* CHALLENGE: Print every entry exactly as written.

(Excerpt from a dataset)
.....

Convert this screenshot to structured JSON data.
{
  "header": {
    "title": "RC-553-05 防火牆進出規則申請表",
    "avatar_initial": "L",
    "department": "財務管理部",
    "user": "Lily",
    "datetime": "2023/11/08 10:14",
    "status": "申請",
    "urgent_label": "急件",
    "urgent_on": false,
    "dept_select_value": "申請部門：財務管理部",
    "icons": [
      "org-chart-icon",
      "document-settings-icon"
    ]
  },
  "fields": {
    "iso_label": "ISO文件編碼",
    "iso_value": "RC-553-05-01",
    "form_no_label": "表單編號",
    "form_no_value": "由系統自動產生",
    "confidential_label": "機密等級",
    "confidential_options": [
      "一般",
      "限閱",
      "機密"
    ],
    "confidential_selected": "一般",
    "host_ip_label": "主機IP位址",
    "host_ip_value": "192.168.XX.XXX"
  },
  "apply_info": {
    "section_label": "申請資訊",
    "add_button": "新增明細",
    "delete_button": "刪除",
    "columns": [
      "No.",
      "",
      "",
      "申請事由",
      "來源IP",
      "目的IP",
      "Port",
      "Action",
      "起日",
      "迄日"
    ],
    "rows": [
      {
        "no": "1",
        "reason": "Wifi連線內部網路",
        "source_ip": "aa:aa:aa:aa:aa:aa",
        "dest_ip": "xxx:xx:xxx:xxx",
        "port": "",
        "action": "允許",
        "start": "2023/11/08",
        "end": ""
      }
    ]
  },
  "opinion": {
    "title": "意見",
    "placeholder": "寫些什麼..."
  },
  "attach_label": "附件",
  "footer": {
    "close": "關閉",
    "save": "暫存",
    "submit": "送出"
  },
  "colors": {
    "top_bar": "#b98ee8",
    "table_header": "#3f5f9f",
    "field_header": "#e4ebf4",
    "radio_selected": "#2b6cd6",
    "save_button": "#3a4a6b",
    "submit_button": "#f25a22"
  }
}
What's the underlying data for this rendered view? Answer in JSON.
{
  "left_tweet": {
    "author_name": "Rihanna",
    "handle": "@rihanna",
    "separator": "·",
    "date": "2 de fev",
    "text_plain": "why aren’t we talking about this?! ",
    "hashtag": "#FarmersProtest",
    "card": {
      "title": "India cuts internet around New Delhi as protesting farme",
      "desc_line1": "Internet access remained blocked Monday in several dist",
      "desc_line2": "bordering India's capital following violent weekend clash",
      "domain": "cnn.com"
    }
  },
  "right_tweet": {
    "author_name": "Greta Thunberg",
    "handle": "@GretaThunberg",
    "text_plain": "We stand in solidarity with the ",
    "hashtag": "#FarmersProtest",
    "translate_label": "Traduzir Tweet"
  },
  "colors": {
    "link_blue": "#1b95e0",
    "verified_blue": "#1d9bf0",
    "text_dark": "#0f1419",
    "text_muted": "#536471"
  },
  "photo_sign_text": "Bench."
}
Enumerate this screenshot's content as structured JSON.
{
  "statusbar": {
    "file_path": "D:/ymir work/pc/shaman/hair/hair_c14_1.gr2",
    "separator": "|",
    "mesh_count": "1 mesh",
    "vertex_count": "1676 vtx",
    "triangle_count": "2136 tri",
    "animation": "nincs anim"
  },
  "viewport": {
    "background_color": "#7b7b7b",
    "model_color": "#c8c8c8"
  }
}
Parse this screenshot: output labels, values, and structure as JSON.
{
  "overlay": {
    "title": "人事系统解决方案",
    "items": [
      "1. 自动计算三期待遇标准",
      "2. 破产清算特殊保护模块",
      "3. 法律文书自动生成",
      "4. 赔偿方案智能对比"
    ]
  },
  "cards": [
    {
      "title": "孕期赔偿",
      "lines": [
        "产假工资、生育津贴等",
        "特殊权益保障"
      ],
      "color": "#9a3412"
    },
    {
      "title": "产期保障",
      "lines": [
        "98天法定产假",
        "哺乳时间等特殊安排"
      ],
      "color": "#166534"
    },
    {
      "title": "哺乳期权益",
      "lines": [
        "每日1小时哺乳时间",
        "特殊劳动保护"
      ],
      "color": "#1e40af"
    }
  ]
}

.....

* THE RESULT:
Convert this screenshot to structured JSON data.
{
  "header": {
    "title": "RC-553-05 防火牆進出規則申請表",
    "avatar_initial": "L",
    "department": "財務管理部",
    "user": "Lily",
    "datetime": "2023/11/08 10:14",
    "status": "申請",
    "urgent_label": "急件",
    "urgent_on": false,
    "dept_select_value": "申請部門：財務管理部",
    "icons": [
      "org-chart-icon",
      "document-settings-icon"
    ]
  },
  "fields": {
    "iso_label": "ISO文件編碼",
    "iso_value": "RC-553-05-01",
    "form_no_label": "表單編號",
    "form_no_value": "由系統自動產生",
    "confidential_label": "機密等級",
    "confidential_options": [
      "一般",
      "限閱",
      "機密"
    ],
    "confidential_selected": "一般",
    "host_ip_label": "主機IP位址",
    "host_ip_value": "192.168.XX.XXX"
  },
  "apply_info": {
    "section_label": "申請資訊",
    "add_button": "新增明細",
    "delete_button": "刪除",
    "columns": [
      "No.",
      "",
      "",
      "申請事由",
      "來源IP",
      "目的IP",
      "Port",
      "Action",
      "起日",
      "迄日"
    ],
    "rows": [
      {
        "no": "1",
        "reason": "Wifi連線內部網路",
        "source_ip": "aa:aa:aa:aa:aa:aa",
        "dest_ip": "xxx:xx:xxx:xxx",
        "port": "",
        "action": "允許",
        "start": "2023/11/08",
        "end": ""
      }
    ]
  },
  "opinion": {
    "title": "意見",
    "placeholder": "寫些什麼..."
  },
  "attach_label": "附件",
  "footer": {
    "close": "關閉",
    "save": "暫存",
    "submit": "送出"
  },
  "colors": {
    "top_bar": "#b98ee8",
    "table_header": "#3f5f9f",
    "field_header": "#e4ebf4",
    "radio_selected": "#2b6cd6",
    "save_button": "#3a4a6b",
    "submit_button": "#f25a22"
  }
}
What's the underlying data for this rendered view? Answer in JSON.
{
  "left_tweet": {
    "author_name": "Rihanna",
    "handle": "@rihanna",
    "separator": "·",
    "date": "2 de fev",
    "text_plain": "why aren’t we talking about this?! ",
    "hashtag": "#FarmersProtest",
    "card": {
      "title": "India cuts internet around New Delhi as protesting farme",
      "desc_line1": "Internet access remained blocked Monday in several dist",
      "desc_line2": "bordering India's capital following violent weekend clash",
      "domain": "cnn.com"
    }
  },
  "right_tweet": {
    "author_name": "Greta Thunberg",
    "handle": "@GretaThunberg",
    "text_plain": "We stand in solidarity with the ",
    "hashtag": "#FarmersProtest",
    "translate_label": "Traduzir Tweet"
  },
  "colors": {
    "link_blue": "#1b95e0",
    "verified_blue": "#1d9bf0",
    "text_dark": "#0f1419",
    "text_muted": "#536471"
  },
  "photo_sign_text": "Bench."
}
Enumerate this screenshot's content as structured JSON.
{
  "statusbar": {
    "file_path": "D:/ymir work/pc/shaman/hair/hair_c14_1.gr2",
    "separator": "|",
    "mesh_count": "1 mesh",
    "vertex_count": "1676 vtx",
    "triangle_count": "2136 tri",
    "animation": "nincs anim"
  },
  "viewport": {
    "background_color": "#7b7b7b",
    "model_color": "#c8c8c8"
  }
}
Parse this screenshot: output labels, values, and structure as JSON.
{
  "overlay": {
    "title": "人事系统解决方案",
    "items": [
      "1. 自动计算三期待遇标准",
      "2. 破产清算特殊保护模块",
      "3. 法律文书自动生成",
      "4. 赔偿方案智能对比"
    ]
  },
  "cards": [
    {
      "title": "孕期赔偿",
      "lines": [
        "产假工资、生育津贴等",
        "特殊权益保障"
      ],
      "color": "#9a3412"
    },
    {
      "title": "产期保障",
      "lines": [
        "98天法定产假",
        "哺乳时间等特殊安排"
      ],
      "color": "#166534"
    },
    {
      "title": "哺乳期权益",
      "lines": [
        "每日1小时哺乳时间",
        "特殊劳动保护"
      ],
      "color": "#1e40af"
    }
  ]
}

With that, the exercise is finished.